◆ **PROBLEM DETAILS**
List every line in this data where the string "Actually" occurs.
━━━━━━━━━━
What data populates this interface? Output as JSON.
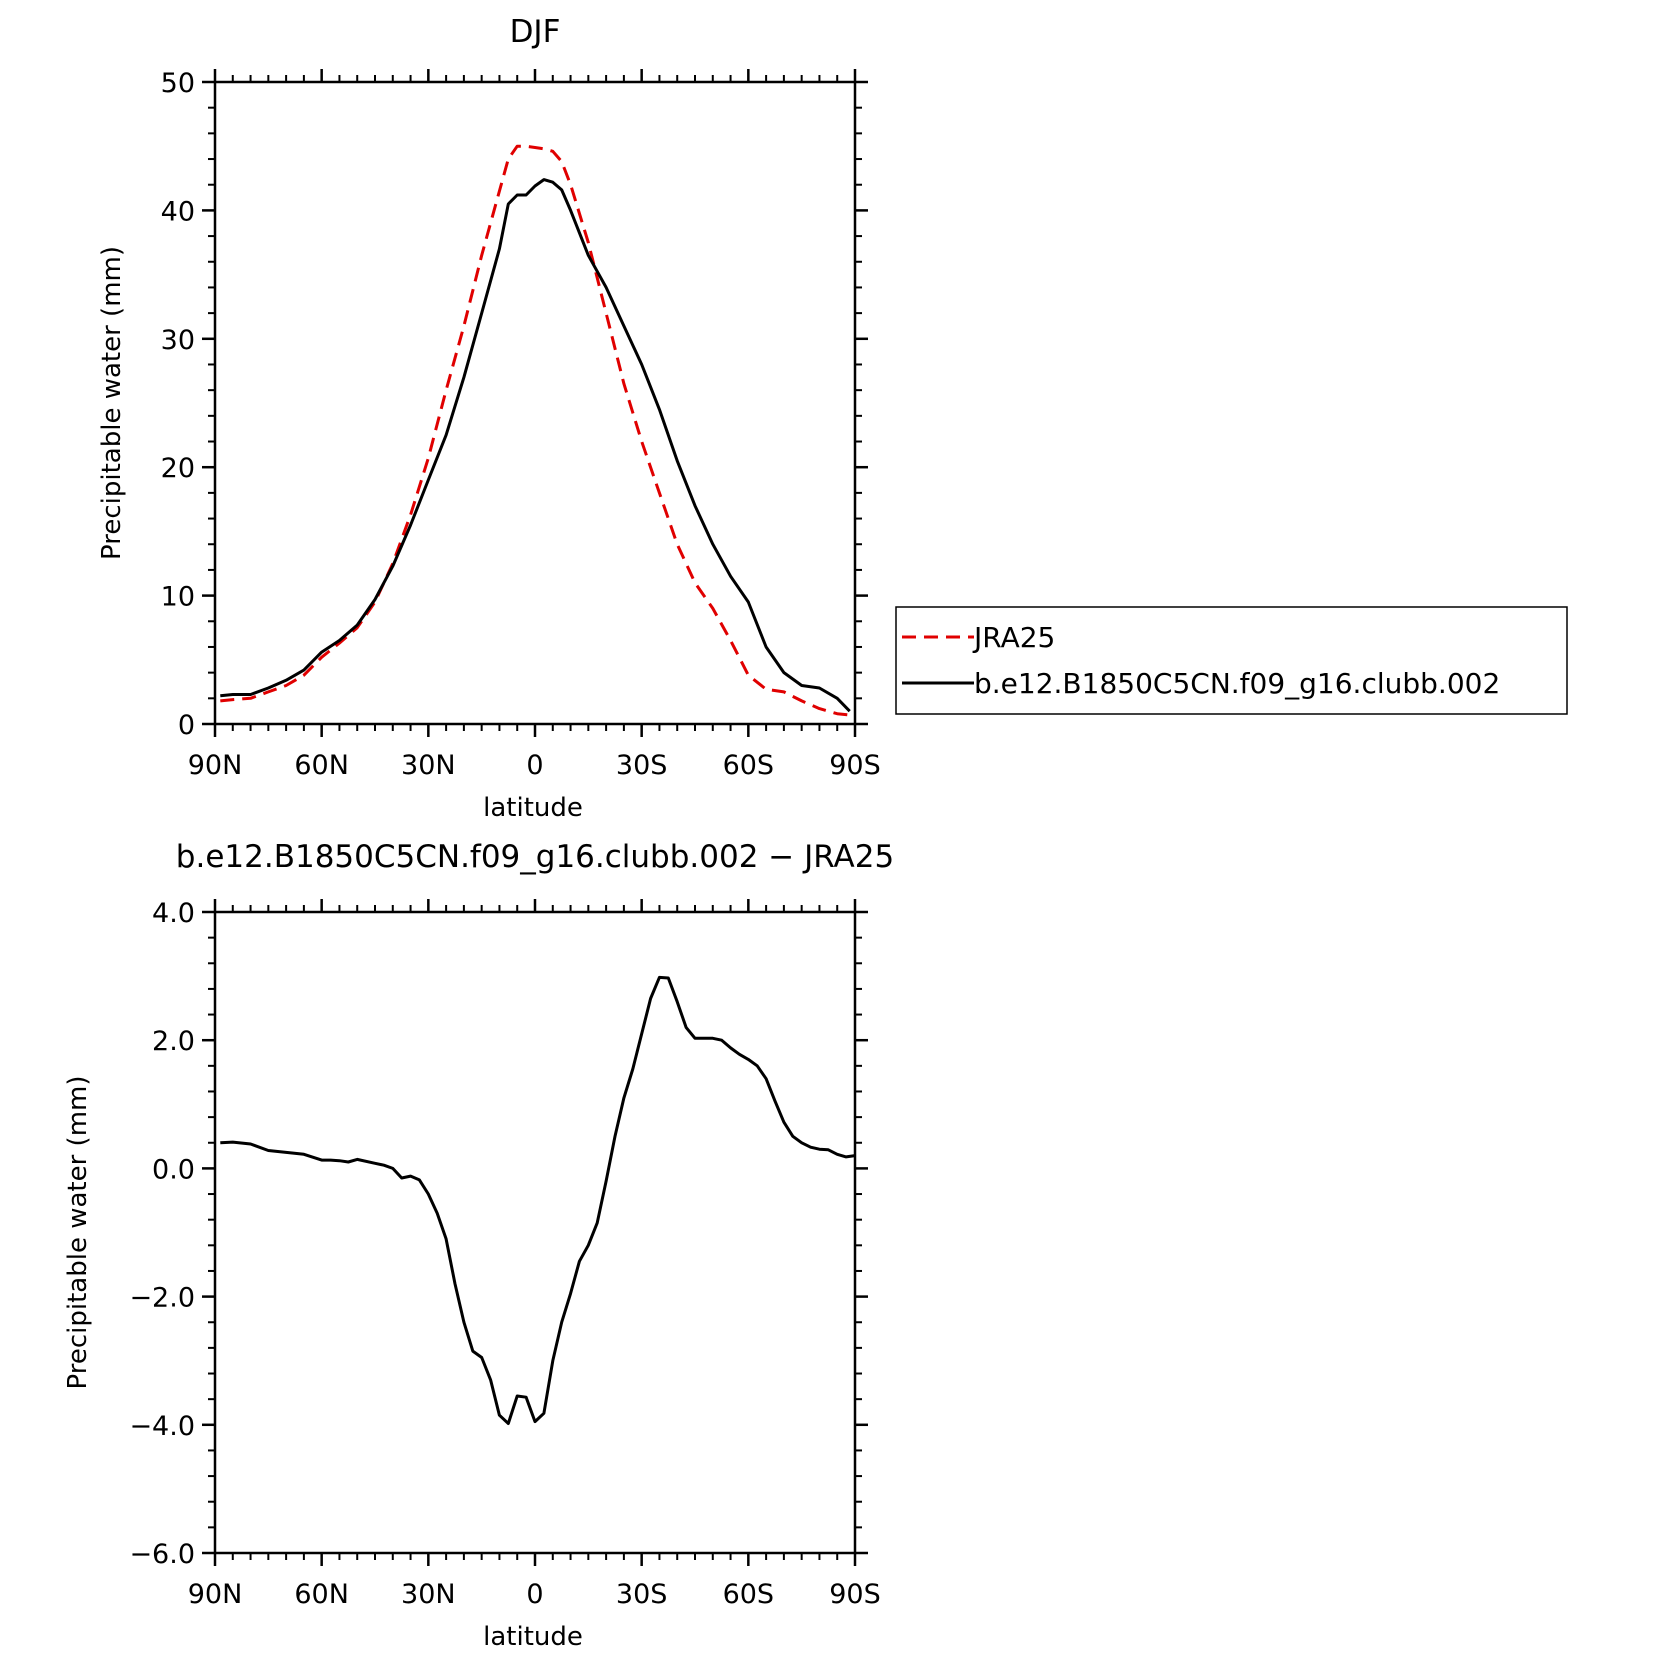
{
  "chart_data": [
    {
      "type": "line",
      "title": "DJF",
      "xlabel": "latitude",
      "ylabel": "Precipitable water (mm)",
      "xlim": [
        -90,
        90
      ],
      "ylim": [
        0,
        50
      ],
      "x_ticks": [
        -90,
        -60,
        -30,
        0,
        30,
        60,
        90
      ],
      "x_tick_labels": [
        "90N",
        "60N",
        "30N",
        "0",
        "30S",
        "60S",
        "90S"
      ],
      "y_ticks": [
        0,
        10,
        20,
        30,
        40,
        50
      ],
      "y_tick_labels": [
        "0",
        "10",
        "20",
        "30",
        "40",
        "50"
      ],
      "legend": "right",
      "series": [
        {
          "name": "JRA25",
          "color": "#e00000",
          "style": "dashed",
          "x": [
            -88.5,
            -85,
            -80,
            -75,
            -70,
            -65,
            -60,
            -55,
            -50,
            -45,
            -40,
            -35,
            -30,
            -25,
            -20,
            -15,
            -10,
            -7.5,
            -5,
            -2.5,
            0,
            2.5,
            5,
            7.5,
            10,
            15,
            20,
            25,
            30,
            35,
            40,
            45,
            50,
            55,
            60,
            65,
            70,
            75,
            80,
            85,
            88.5
          ],
          "y": [
            1.8,
            1.9,
            2.0,
            2.5,
            3.0,
            3.8,
            5.2,
            6.3,
            7.5,
            9.5,
            12.5,
            16.3,
            20.7,
            26.0,
            31.0,
            36.5,
            41.5,
            44.0,
            45.0,
            45.0,
            44.9,
            44.8,
            44.6,
            43.8,
            42.0,
            37.5,
            32.0,
            26.5,
            22.0,
            18.0,
            14.0,
            11.0,
            9.0,
            6.5,
            3.8,
            2.7,
            2.5,
            1.8,
            1.2,
            0.8,
            0.7
          ],
          "y_note": "series values follow ticks"
        },
        {
          "name": "b.e12.B1850C5CN.f09_g16.clubb.002",
          "color": "#000000",
          "style": "solid",
          "x": [
            -88.5,
            -85,
            -80,
            -75,
            -70,
            -65,
            -60,
            -55,
            -50,
            -45,
            -40,
            -35,
            -30,
            -25,
            -20,
            -15,
            -10,
            -7.5,
            -5,
            -2.5,
            0,
            2.5,
            5,
            7.5,
            10,
            15,
            20,
            25,
            30,
            35,
            40,
            45,
            50,
            55,
            60,
            65,
            70,
            75,
            80,
            85,
            88.5
          ],
          "y": [
            2.2,
            2.3,
            2.3,
            2.8,
            3.4,
            4.2,
            5.6,
            6.5,
            7.7,
            9.7,
            12.3,
            15.5,
            19.0,
            22.5,
            27.0,
            32.0,
            37.0,
            40.5,
            41.2,
            41.2,
            41.9,
            42.4,
            42.2,
            41.6,
            40.0,
            36.5,
            34.0,
            31.0,
            28.0,
            24.5,
            20.5,
            17.0,
            14.0,
            11.5,
            9.5,
            6.0,
            4.0,
            3.0,
            2.8,
            2.0,
            1.0
          ]
        }
      ]
    },
    {
      "type": "line",
      "title": "b.e12.B1850C5CN.f09_g16.clubb.002 − JRA25",
      "xlabel": "latitude",
      "ylabel": "Precipitable water (mm)",
      "xlim": [
        -90,
        90
      ],
      "ylim": [
        -6,
        4
      ],
      "x_ticks": [
        -90,
        -60,
        -30,
        0,
        30,
        60,
        90
      ],
      "x_tick_labels": [
        "90N",
        "60N",
        "30N",
        "0",
        "30S",
        "60S",
        "90S"
      ],
      "y_ticks": [
        -6,
        -4,
        -2,
        0,
        2,
        4
      ],
      "y_tick_labels": [
        "−6.0",
        "−4.0",
        "−2.0",
        "0.0",
        "2.0",
        "4.0"
      ],
      "series": [
        {
          "color": "#000000",
          "style": "solid",
          "x": [
            -88.5,
            -85,
            -80,
            -75,
            -70,
            -65,
            -60,
            -57.5,
            -55,
            -52.5,
            -50,
            -45,
            -42.5,
            -40,
            -37.5,
            -35,
            -32.5,
            -30,
            -27.5,
            -25,
            -22.5,
            -20,
            -17.5,
            -15,
            -12.5,
            -10,
            -7.5,
            -5,
            -2.5,
            0,
            2.5,
            5,
            7.5,
            10,
            12.5,
            15,
            17.5,
            20,
            22.5,
            25,
            27.5,
            30,
            32.5,
            35,
            37.5,
            40,
            42.5,
            45,
            47.5,
            50,
            52.5,
            55,
            57.5,
            60,
            62.5,
            65,
            67.5,
            70,
            72.5,
            75,
            77.5,
            80,
            82.5,
            85,
            87.5,
            90
          ],
          "y": [
            0.4,
            0.41,
            0.38,
            0.28,
            0.25,
            0.22,
            0.13,
            0.13,
            0.12,
            0.1,
            0.14,
            0.08,
            0.05,
            0.0,
            -0.15,
            -0.12,
            -0.18,
            -0.4,
            -0.7,
            -1.1,
            -1.8,
            -2.4,
            -2.85,
            -2.95,
            -3.3,
            -3.85,
            -3.98,
            -3.55,
            -3.57,
            -3.95,
            -3.82,
            -3.0,
            -2.4,
            -1.95,
            -1.45,
            -1.2,
            -0.85,
            -0.2,
            0.5,
            1.1,
            1.55,
            2.1,
            2.65,
            2.98,
            2.97,
            2.6,
            2.2,
            2.03,
            2.03,
            2.03,
            2.0,
            1.88,
            1.78,
            1.7,
            1.6,
            1.4,
            1.05,
            0.72,
            0.5,
            0.4,
            0.33,
            0.3,
            0.29,
            0.22,
            0.18,
            0.2
          ]
        }
      ]
    }
  ],
  "legend": {
    "items": [
      "JRA25",
      "b.e12.B1850C5CN.f09_g16.clubb.002"
    ]
  }
}
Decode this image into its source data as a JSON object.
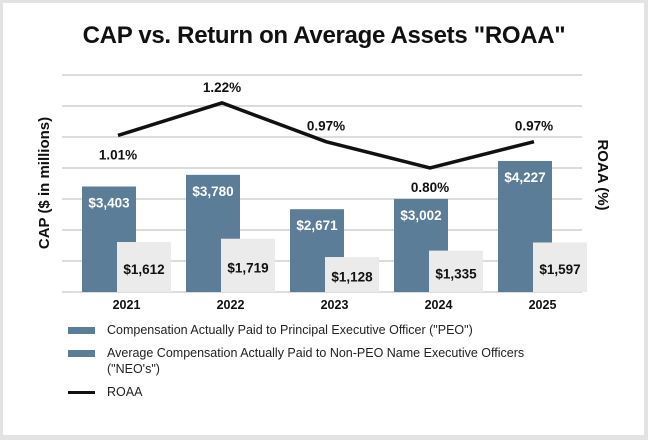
{
  "chart_data": {
    "type": "bar",
    "title": "CAP vs. Return on Average Assets \"ROAA\"",
    "xlabel": "",
    "ylabel": "CAP ($ in millions)",
    "y2label": "ROAA (%)",
    "categories": [
      "2021",
      "2022",
      "2023",
      "2024",
      "2025"
    ],
    "ylim": [
      0,
      7000
    ],
    "y2lim": [
      0,
      1.4
    ],
    "grid": true,
    "legend_position": "bottom",
    "series": [
      {
        "name": "Compensation Actually Paid to Principal Executive Officer (\"PEO\")",
        "type": "bar",
        "axis": "left",
        "color": "#5b7d98",
        "values": [
          3403,
          3780,
          2671,
          3002,
          4227
        ],
        "labels": [
          "$3,403",
          "$3,780",
          "$2,671",
          "$3,002",
          "$4,227"
        ]
      },
      {
        "name": "Average Compensation Actually Paid to Non-PEO Name Executive Officers (\"NEO's\")",
        "type": "bar",
        "axis": "left",
        "color": "#ebebeb",
        "legend_color": "#5b7d98",
        "values": [
          1612,
          1719,
          1128,
          1335,
          1597
        ],
        "labels": [
          "$1,612",
          "$1,719",
          "$1,128",
          "$1,335",
          "$1,597"
        ]
      },
      {
        "name": "ROAA",
        "type": "line",
        "axis": "right",
        "color": "#111111",
        "values": [
          1.01,
          1.22,
          0.97,
          0.8,
          0.97
        ],
        "labels": [
          "1.01%",
          "1.22%",
          "0.97%",
          "0.80%",
          "0.97%"
        ]
      }
    ]
  },
  "legend": {
    "items": [
      {
        "label": "Compensation Actually Paid to Principal Executive Officer (\"PEO\")"
      },
      {
        "label": "Average Compensation Actually Paid to Non-PEO Name Executive Officers (\"NEO's\")"
      },
      {
        "label": "ROAA"
      }
    ]
  }
}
━━━━━━━━━━
◆ **ANSWER TO THIS PROBLEM**
        "name": "Compensation Actually Paid to Principal Executive Officer (\"PEO\")",
        "name": "Average Compensation Actually Paid to Non-PEO Name Executive Officers (\"NEO's\")",
        "label": "Compensation Actually Paid to Principal Executive Officer (\"PEO\")"
        "label": "Average Compensation Actually Paid to Non-PEO Name Executive Officers (\"NEO's\")"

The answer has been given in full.